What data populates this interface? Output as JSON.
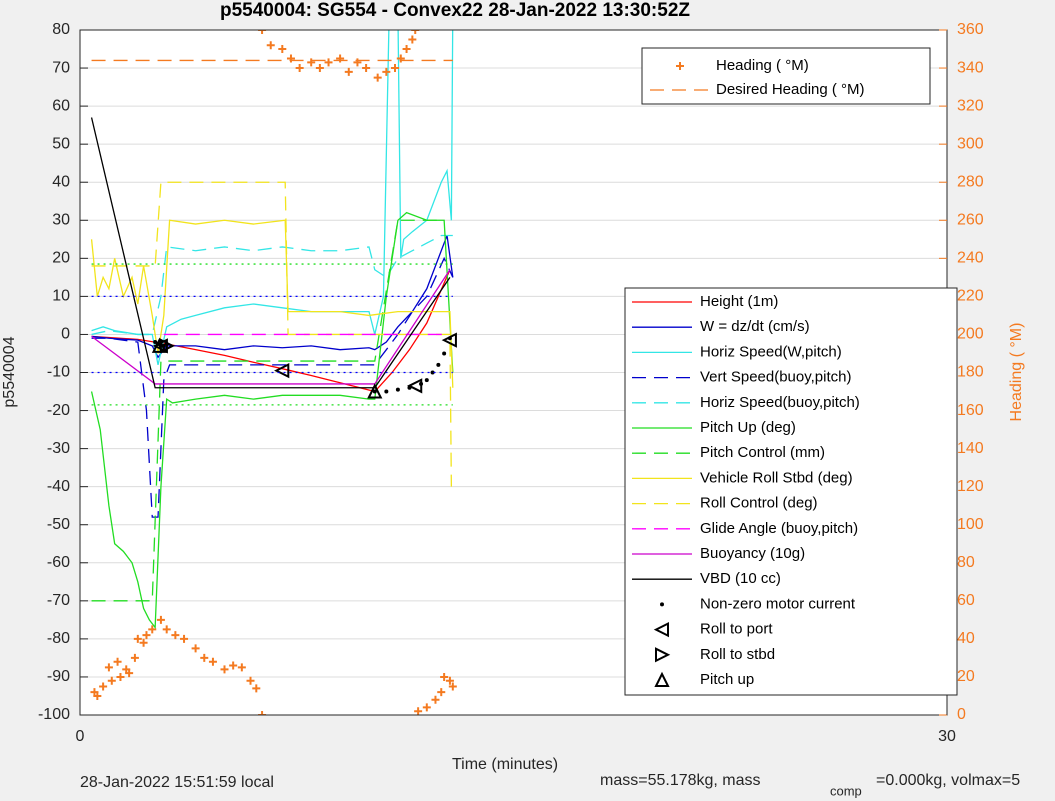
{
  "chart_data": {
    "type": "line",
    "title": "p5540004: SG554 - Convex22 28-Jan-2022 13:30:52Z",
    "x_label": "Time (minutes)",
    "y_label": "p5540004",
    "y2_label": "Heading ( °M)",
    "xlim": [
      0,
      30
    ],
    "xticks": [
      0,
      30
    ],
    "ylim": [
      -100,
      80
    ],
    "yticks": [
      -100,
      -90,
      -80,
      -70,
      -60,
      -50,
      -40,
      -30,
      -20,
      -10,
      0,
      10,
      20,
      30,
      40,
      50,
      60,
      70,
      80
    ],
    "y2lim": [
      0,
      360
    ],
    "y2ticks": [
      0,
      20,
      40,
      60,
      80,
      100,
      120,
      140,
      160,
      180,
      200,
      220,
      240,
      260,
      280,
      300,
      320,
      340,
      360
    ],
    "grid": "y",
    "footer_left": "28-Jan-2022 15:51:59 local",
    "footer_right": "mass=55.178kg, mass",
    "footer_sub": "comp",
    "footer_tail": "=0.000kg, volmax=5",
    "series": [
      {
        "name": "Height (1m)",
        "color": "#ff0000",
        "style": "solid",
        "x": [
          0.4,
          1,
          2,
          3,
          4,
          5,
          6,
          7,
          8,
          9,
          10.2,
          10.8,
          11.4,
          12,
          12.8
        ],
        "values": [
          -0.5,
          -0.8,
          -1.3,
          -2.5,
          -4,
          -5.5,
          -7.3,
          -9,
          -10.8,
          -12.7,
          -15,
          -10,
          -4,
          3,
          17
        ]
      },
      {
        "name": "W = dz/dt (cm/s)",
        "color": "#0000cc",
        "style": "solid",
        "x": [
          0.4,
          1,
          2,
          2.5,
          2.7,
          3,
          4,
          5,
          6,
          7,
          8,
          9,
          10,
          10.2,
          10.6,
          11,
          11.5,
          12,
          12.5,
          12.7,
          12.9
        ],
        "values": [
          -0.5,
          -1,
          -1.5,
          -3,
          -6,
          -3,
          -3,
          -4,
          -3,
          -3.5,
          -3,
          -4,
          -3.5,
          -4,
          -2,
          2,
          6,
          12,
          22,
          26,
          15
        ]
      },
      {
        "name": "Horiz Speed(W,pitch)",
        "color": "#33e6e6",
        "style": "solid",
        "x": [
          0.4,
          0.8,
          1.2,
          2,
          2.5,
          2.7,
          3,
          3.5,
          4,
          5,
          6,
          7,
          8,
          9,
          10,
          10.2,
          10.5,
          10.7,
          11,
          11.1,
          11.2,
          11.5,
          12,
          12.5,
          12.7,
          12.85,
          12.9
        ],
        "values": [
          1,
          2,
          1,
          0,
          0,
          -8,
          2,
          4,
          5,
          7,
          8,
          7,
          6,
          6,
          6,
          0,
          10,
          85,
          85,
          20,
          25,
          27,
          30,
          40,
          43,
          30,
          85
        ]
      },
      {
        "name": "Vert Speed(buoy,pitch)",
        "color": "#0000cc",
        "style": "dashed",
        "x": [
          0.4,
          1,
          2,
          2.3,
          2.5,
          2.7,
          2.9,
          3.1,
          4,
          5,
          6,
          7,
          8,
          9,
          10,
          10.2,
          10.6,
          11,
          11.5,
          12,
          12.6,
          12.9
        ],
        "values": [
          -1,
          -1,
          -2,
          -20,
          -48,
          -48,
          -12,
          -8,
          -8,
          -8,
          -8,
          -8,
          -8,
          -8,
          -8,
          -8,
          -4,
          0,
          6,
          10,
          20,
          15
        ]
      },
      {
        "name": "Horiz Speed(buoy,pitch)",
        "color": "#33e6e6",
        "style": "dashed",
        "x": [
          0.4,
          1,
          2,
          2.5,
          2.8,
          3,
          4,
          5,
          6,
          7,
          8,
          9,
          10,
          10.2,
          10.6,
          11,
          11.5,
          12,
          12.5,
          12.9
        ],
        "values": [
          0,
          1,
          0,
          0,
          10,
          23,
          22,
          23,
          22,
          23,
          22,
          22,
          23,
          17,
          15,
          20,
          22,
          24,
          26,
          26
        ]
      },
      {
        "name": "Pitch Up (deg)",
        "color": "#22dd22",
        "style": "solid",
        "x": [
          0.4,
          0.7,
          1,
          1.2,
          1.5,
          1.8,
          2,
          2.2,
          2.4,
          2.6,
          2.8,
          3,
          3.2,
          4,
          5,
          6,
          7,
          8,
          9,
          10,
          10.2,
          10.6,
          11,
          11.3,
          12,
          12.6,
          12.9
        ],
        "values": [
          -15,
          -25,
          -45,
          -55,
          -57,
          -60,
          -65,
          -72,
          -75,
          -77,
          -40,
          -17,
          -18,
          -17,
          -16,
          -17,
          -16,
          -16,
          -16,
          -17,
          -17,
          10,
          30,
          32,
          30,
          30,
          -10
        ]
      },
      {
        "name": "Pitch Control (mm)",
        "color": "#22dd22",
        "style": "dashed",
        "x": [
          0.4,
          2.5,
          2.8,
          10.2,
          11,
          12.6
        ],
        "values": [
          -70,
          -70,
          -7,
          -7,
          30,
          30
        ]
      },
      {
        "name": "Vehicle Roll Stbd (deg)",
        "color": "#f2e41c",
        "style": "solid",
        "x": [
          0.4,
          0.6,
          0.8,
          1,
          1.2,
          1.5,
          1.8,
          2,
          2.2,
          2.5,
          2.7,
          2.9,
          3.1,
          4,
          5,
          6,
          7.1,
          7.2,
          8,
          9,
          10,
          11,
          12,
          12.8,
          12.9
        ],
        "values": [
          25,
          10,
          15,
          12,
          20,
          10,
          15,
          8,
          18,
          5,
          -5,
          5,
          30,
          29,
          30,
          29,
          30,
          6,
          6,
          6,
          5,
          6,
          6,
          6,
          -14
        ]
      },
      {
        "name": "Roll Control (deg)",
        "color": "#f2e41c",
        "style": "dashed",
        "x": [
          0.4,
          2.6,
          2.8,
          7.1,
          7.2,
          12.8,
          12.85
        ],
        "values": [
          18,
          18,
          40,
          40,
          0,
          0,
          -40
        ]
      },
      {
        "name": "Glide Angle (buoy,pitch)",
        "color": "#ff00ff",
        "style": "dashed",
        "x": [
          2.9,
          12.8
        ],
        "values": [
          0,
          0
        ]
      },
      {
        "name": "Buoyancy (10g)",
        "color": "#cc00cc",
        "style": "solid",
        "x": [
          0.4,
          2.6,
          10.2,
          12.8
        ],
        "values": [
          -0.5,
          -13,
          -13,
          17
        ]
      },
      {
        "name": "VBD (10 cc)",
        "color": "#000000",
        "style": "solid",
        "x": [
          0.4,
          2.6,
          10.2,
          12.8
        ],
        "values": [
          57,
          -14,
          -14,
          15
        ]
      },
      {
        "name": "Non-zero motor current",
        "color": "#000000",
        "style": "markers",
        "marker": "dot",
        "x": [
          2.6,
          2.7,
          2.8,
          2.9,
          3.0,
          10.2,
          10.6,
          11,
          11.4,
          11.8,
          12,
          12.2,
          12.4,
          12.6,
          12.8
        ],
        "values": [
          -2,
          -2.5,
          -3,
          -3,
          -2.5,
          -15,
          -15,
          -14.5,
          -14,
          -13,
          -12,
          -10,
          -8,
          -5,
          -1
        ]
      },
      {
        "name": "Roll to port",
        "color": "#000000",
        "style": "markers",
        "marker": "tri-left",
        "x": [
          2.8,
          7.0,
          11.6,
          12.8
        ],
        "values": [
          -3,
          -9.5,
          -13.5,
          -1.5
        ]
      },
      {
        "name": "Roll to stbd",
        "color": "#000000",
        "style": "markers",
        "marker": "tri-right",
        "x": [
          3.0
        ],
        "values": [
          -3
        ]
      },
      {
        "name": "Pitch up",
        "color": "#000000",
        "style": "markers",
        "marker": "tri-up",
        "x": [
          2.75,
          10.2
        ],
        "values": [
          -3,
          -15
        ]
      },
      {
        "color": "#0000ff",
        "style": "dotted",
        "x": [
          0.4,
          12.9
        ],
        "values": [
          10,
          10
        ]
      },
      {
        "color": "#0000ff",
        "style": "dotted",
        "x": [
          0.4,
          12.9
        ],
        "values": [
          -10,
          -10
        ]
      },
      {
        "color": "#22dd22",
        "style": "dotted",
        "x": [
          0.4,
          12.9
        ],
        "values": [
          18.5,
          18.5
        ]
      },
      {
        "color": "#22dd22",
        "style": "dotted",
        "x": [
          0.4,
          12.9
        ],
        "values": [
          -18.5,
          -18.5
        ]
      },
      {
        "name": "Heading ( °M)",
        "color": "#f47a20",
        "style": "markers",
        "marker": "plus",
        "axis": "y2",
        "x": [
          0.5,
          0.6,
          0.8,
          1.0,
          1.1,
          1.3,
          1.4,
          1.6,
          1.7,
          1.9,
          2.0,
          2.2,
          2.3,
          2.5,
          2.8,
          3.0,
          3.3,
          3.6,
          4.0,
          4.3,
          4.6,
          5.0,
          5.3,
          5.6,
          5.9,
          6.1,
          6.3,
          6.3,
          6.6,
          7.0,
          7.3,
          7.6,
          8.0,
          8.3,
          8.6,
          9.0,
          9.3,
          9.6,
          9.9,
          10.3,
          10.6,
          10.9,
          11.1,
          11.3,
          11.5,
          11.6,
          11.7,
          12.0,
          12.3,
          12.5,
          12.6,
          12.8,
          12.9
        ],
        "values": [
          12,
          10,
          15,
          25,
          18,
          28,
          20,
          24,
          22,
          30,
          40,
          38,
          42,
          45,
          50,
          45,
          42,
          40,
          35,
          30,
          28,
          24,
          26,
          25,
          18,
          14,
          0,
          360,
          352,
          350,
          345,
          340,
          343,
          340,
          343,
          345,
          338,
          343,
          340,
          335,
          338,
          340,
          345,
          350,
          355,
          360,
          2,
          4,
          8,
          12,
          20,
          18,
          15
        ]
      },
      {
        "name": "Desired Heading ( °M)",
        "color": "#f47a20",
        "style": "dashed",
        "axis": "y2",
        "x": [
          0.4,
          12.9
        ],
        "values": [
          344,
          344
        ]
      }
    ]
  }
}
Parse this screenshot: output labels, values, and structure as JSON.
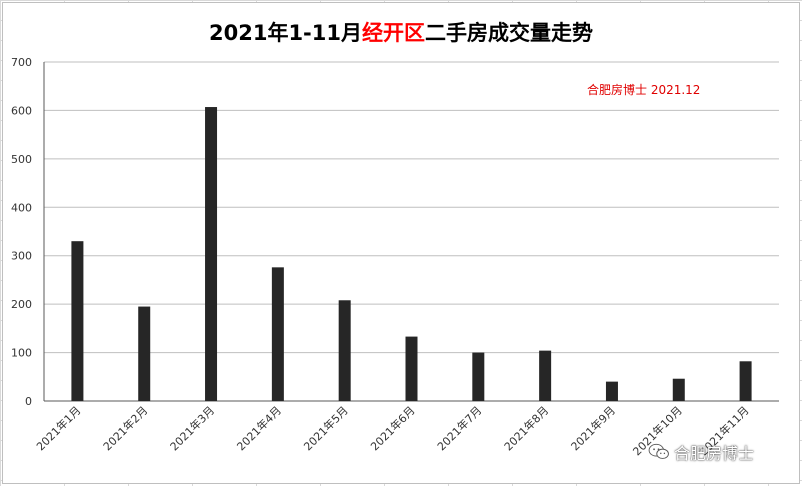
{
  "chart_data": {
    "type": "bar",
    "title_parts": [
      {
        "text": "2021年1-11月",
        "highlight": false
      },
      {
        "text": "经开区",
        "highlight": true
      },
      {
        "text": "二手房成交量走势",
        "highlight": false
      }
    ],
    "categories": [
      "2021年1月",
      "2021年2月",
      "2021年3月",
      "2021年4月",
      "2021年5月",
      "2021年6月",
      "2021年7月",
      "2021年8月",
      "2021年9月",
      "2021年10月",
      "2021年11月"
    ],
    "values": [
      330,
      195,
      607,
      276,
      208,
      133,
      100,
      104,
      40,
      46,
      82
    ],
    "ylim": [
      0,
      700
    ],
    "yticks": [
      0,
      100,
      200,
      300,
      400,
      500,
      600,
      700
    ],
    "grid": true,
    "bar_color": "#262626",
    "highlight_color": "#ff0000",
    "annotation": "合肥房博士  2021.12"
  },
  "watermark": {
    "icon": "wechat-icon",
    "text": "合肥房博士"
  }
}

§ §

## YOUR TASK
Find the lines containing "Control" and list every one of them.

## FINISHED TASK
        "name": "Pitch Control (mm)",
        "name": "Roll Control (deg)",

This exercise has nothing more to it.